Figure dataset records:
——
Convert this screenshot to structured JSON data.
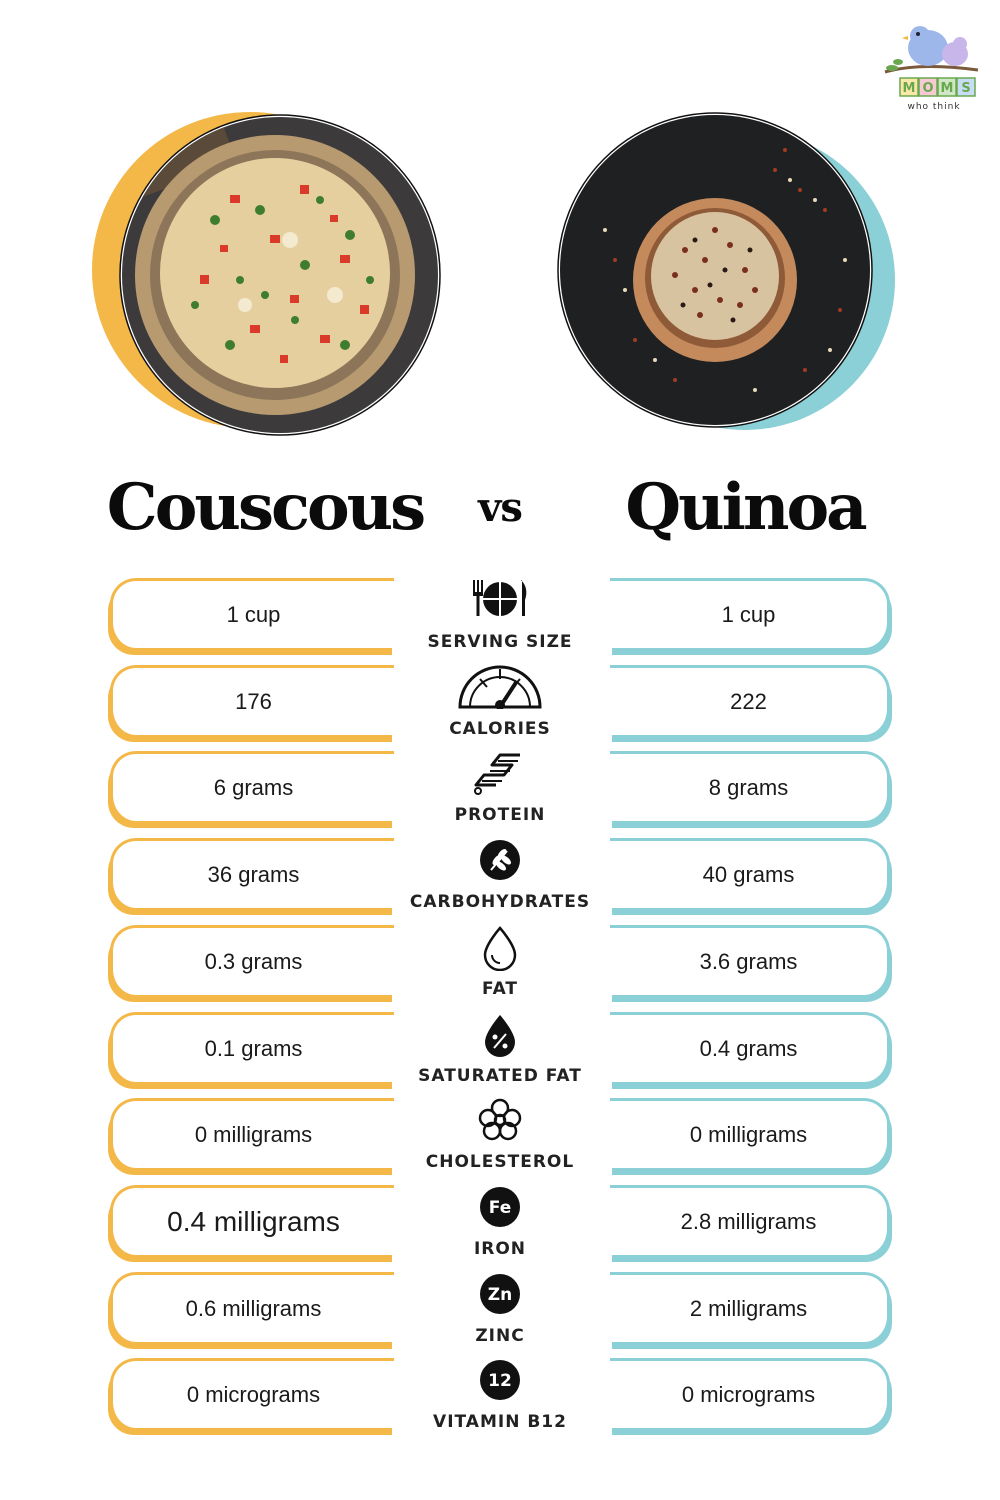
{
  "logo": {
    "letters": [
      "M",
      "O",
      "M",
      "S"
    ],
    "tagline": "who think"
  },
  "left_food": {
    "name": "Couscous",
    "accent": "#f4b849"
  },
  "right_food": {
    "name": "Quinoa",
    "accent": "#8bd0d6"
  },
  "vs_label": "vs",
  "rows": [
    {
      "label": "SERVING SIZE",
      "icon": "fork-plate-knife-icon",
      "left": "1 cup",
      "right": "1 cup"
    },
    {
      "label": "CALORIES",
      "icon": "gauge-icon",
      "left": "176",
      "right": "222"
    },
    {
      "label": "PROTEIN",
      "icon": "protein-chain-icon",
      "left": "6 grams",
      "right": "8 grams"
    },
    {
      "label": "CARBOHYDRATES",
      "icon": "wheat-icon",
      "left": "36 grams",
      "right": "40 grams"
    },
    {
      "label": "FAT",
      "icon": "drop-icon",
      "left": "0.3 grams",
      "right": "3.6 grams"
    },
    {
      "label": "SATURATED FAT",
      "icon": "percent-drop-icon",
      "left": "0.1 grams",
      "right": "0.4 grams"
    },
    {
      "label": "CHOLESTEROL",
      "icon": "molecule-icon",
      "left": "0 milligrams",
      "right": "0 milligrams"
    },
    {
      "label": "IRON",
      "icon": "iron-fe-icon",
      "badge": "Fe",
      "left": "0.4 milligrams",
      "right": "2.8 milligrams"
    },
    {
      "label": "ZINC",
      "icon": "zinc-zn-icon",
      "badge": "Zn",
      "left": "0.6 milligrams",
      "right": "2 milligrams"
    },
    {
      "label": "VITAMIN B12",
      "icon": "b12-icon",
      "badge": "12",
      "left": "0 micrograms",
      "right": "0 micrograms"
    }
  ]
}
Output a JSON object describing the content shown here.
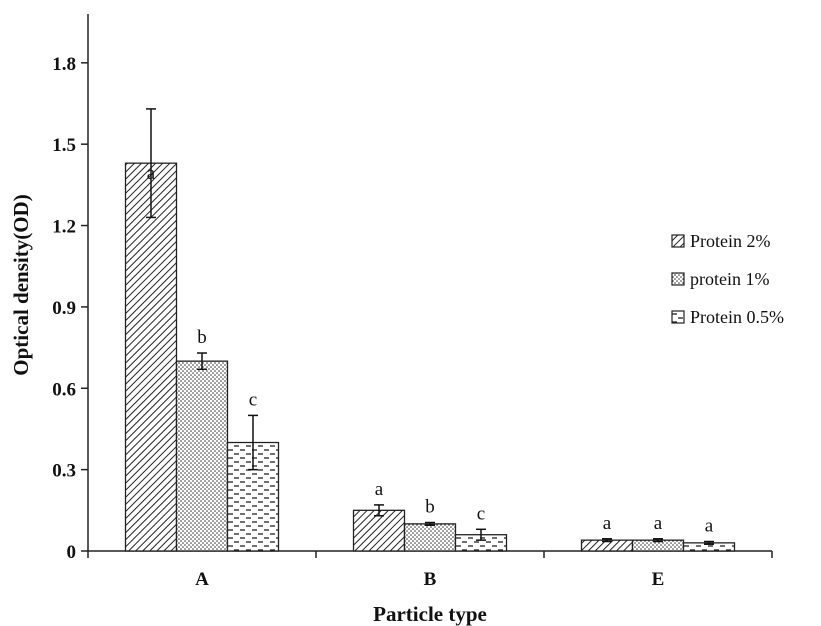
{
  "chart_data": {
    "type": "bar",
    "title": "",
    "xlabel": "Particle type",
    "ylabel": "Optical density(OD)",
    "categories": [
      "A",
      "B",
      "E"
    ],
    "y_ticks": [
      "0",
      "0.3",
      "0.6",
      "0.9",
      "1.2",
      "1.5",
      "1.8"
    ],
    "ylim": [
      0,
      1.98
    ],
    "grid": false,
    "legend_position": "right",
    "series": [
      {
        "name": "Protein 2%",
        "pattern": "diagonal-hatch",
        "values": [
          1.43,
          0.15,
          0.04
        ],
        "errors": [
          0.2,
          0.02,
          0.005
        ],
        "letters": [
          "a",
          "a",
          "a"
        ]
      },
      {
        "name": "protein 1%",
        "pattern": "dots",
        "values": [
          0.7,
          0.1,
          0.04
        ],
        "errors": [
          0.03,
          0.005,
          0.005
        ],
        "letters": [
          "b",
          "b",
          "a"
        ]
      },
      {
        "name": "Protein 0.5%",
        "pattern": "dashes",
        "values": [
          0.4,
          0.06,
          0.03
        ],
        "errors": [
          0.1,
          0.02,
          0.005
        ],
        "letters": [
          "c",
          "c",
          "a"
        ]
      }
    ]
  }
}
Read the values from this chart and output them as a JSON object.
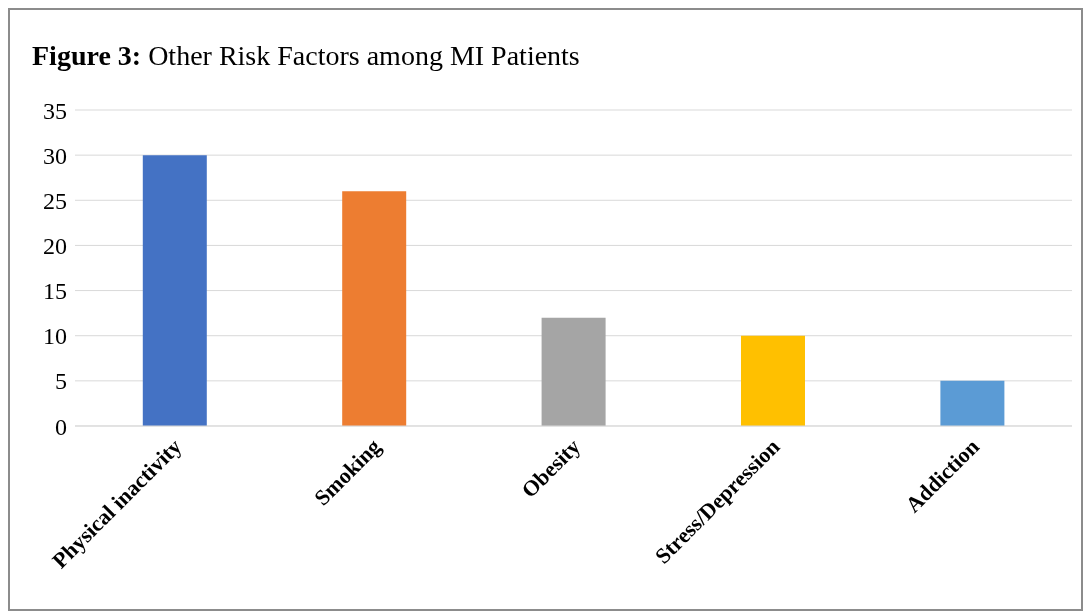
{
  "chart_data": {
    "type": "bar",
    "title": "Figure 3: Other Risk Factors among MI Patients",
    "categories": [
      "Physical inactivity",
      "Smoking",
      "Obesity",
      "Stress/Depression",
      "Addiction"
    ],
    "values": [
      30,
      26,
      12,
      10,
      5
    ],
    "colors": [
      "#4472c4",
      "#ed7d31",
      "#a5a5a5",
      "#ffc000",
      "#5b9bd5"
    ],
    "ylim": [
      0,
      35
    ],
    "yticks": [
      0,
      5,
      10,
      15,
      20,
      25,
      30,
      35
    ],
    "grid": "y"
  }
}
——
#### Task prompt
All that is needed is the data above, repeated exactly, without the pictures.

#### Task answer
Convert this screenshot to structured JSON data.
{
  "logo": {
    "letters": [
      "M",
      "O",
      "M",
      "S"
    ],
    "tagline": "who think"
  },
  "left_food": {
    "name": "Couscous",
    "accent": "#f4b849"
  },
  "right_food": {
    "name": "Quinoa",
    "accent": "#8bd0d6"
  },
  "vs_label": "vs",
  "rows": [
    {
      "label": "SERVING SIZE",
      "icon": "fork-plate-knife-icon",
      "left": "1 cup",
      "right": "1 cup"
    },
    {
      "label": "CALORIES",
      "icon": "gauge-icon",
      "left": "176",
      "right": "222"
    },
    {
      "label": "PROTEIN",
      "icon": "protein-chain-icon",
      "left": "6 grams",
      "right": "8 grams"
    },
    {
      "label": "CARBOHYDRATES",
      "icon": "wheat-icon",
      "left": "36 grams",
      "right": "40 grams"
    },
    {
      "label": "FAT",
      "icon": "drop-icon",
      "left": "0.3 grams",
      "right": "3.6 grams"
    },
    {
      "label": "SATURATED FAT",
      "icon": "percent-drop-icon",
      "left": "0.1 grams",
      "right": "0.4 grams"
    },
    {
      "label": "CHOLESTEROL",
      "icon": "molecule-icon",
      "left": "0 milligrams",
      "right": "0 milligrams"
    },
    {
      "label": "IRON",
      "icon": "iron-fe-icon",
      "badge": "Fe",
      "left": "0.4 milligrams",
      "right": "2.8 milligrams"
    },
    {
      "label": "ZINC",
      "icon": "zinc-zn-icon",
      "badge": "Zn",
      "left": "0.6 milligrams",
      "right": "2 milligrams"
    },
    {
      "label": "VITAMIN B12",
      "icon": "b12-icon",
      "badge": "12",
      "left": "0 micrograms",
      "right": "0 micrograms"
    }
  ]
}
Output a JSON object describing the content shown here.
{
  "chart_data": {
    "type": "bar",
    "title": "",
    "xlabel": "Particle type",
    "ylabel": "Optical density(OD)",
    "categories": [
      "A",
      "B",
      "E"
    ],
    "y_ticks": [
      "0",
      "0.3",
      "0.6",
      "0.9",
      "1.2",
      "1.5",
      "1.8"
    ],
    "ylim": [
      0,
      1.98
    ],
    "grid": false,
    "legend_position": "right",
    "series": [
      {
        "name": "Protein 2%",
        "pattern": "diagonal-hatch",
        "values": [
          1.43,
          0.15,
          0.04
        ],
        "errors": [
          0.2,
          0.02,
          0.005
        ],
        "letters": [
          "a",
          "a",
          "a"
        ]
      },
      {
        "name": "protein 1%",
        "pattern": "dots",
        "values": [
          0.7,
          0.1,
          0.04
        ],
        "errors": [
          0.03,
          0.005,
          0.005
        ],
        "letters": [
          "b",
          "b",
          "a"
        ]
      },
      {
        "name": "Protein 0.5%",
        "pattern": "dashes",
        "values": [
          0.4,
          0.06,
          0.03
        ],
        "errors": [
          0.1,
          0.02,
          0.005
        ],
        "letters": [
          "c",
          "c",
          "a"
        ]
      }
    ]
  }
}
Read the values from this chart and output them as a JSON object.
{
  "chart_data": {
    "type": "bar",
    "title": "Figure 3: Other Risk Factors among MI Patients",
    "categories": [
      "Physical inactivity",
      "Smoking",
      "Obesity",
      "Stress/Depression",
      "Addiction"
    ],
    "values": [
      30,
      26,
      12,
      10,
      5
    ],
    "colors": [
      "#4472c4",
      "#ed7d31",
      "#a5a5a5",
      "#ffc000",
      "#5b9bd5"
    ],
    "ylim": [
      0,
      35
    ],
    "yticks": [
      0,
      5,
      10,
      15,
      20,
      25,
      30,
      35
    ],
    "grid": "y"
  }
}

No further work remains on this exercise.